[DOCUMENT EXCERPT]
Flowers for every garden

By Lynette L. Walther | Apr 15, 2021

Someone once asked me what my favorite flower was. Ho boy, talk about a trick question.

Like a lot of gardeners, I sometimes tend to get obsessed with a particular family of flowers. Roses meant working my way up from common tea roses, and eventually my interest evolved to include old garden roses. Over time, I made my way from roses that make for nice bouquets to those varieties with the most fragrance.

A concentration on roses naturally led to passion for a varied family of climbing plants, clematis, which are often paired with roses. Then, I “discovered” salvias, and the fact that they are one of the few flower families that come in every color of the rainbow had me hooked; and so it goes.

I am still learning about flowers after decades of gardening.

I can vividly remember the first flower I grew. I was about 9-years old, going into the fourth grade. I purchased a packet of marigold seeds that summer, and with those seeds I grew two short rows of the hardy annuals on the edge of the parking lot of the apartment house where my mother and I lived.

When school started, I fashioned a corsage of marigolds trimmed with a bit of ribbon for my new teacher. No apple-polishing for me! I put my horticultural “skills” to work early.

Like many gardeners, I eventually realized growing flowers is the “gateway drug” that often leads us down a maze of colorful and often fragrant paths. Garden writer and author Jan Johnsen is also captivated with flowers, and she too remembers the first flower she grew.

“My first flower I ever grew was a sunflower, and it is a funny story,” Johnsen relates.

“I lived in suburban Miami for a few years in the 1960s. We went to see 'Invasion of the Body Snatchers' in a drive-in (a vintage ‘60s memory) and they gave each kid a seed that would grow to be a monster plant.

“I was 10 years old, and very carefully planted my ‘monster’ seed at the side of our house,” she says. “Every day I would run to see it develop. It grew and grew. I was mesmerized – of course it turned out to be a very tall sunflower!”

Johnsen has been infatuated with flowers ever since, and when it comes to flowers, her newest book, “Floritopia,” says it all. Yes, “Floritopia” is all about flowers.
[/DOCUMENT EXCERPT]
* **TASK**: Can you copy everything in the flower column from "By Lynette L." down to "the most fragrance.", word for word?
[SOURCE MATERIAL]
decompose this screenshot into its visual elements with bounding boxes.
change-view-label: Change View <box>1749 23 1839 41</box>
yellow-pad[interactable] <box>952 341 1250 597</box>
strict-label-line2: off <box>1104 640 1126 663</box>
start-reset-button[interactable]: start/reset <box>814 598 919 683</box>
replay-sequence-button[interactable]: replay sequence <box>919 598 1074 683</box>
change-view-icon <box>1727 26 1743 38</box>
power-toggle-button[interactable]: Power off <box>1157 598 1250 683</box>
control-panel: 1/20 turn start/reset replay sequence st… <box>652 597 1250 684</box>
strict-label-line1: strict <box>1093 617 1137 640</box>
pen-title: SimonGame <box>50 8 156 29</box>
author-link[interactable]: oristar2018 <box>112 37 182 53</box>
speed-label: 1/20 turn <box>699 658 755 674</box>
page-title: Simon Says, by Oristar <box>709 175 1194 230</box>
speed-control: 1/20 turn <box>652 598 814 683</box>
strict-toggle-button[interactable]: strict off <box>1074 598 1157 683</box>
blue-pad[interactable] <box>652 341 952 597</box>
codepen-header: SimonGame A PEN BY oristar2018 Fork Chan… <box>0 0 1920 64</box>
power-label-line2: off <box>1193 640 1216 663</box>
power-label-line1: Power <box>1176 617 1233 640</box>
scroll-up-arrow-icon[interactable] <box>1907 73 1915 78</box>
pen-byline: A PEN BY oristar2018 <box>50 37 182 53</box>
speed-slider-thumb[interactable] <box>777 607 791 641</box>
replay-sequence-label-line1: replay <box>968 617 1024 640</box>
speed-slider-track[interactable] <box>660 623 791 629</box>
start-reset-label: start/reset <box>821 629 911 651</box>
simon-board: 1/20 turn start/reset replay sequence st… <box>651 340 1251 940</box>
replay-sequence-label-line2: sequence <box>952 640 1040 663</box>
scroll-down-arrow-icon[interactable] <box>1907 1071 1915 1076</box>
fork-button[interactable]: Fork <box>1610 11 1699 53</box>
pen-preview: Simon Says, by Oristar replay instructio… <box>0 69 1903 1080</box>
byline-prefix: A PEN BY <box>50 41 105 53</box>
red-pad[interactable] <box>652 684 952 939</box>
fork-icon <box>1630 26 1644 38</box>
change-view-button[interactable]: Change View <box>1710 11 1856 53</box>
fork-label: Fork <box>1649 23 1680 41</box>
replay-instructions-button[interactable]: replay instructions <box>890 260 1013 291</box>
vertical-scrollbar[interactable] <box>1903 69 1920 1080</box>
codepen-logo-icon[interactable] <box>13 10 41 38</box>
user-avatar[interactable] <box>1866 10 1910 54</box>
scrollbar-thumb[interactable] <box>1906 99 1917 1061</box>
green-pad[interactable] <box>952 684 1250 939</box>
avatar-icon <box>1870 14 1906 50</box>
[/SOURCE MATERIAL]
* **TASK RESULT**:
By Lynette L. Walther | Apr 15, 2021

Someone once asked me what my favorite flower was. Ho boy, talk about a trick question.

Like a lot of gardeners, I sometimes tend to get obsessed with a particular family of flowers. Roses meant working my way up from common tea roses, and eventually my interest evolved to include old garden roses. Over time, I made my way from roses that make for nice bouquets to those varieties with the most fragrance.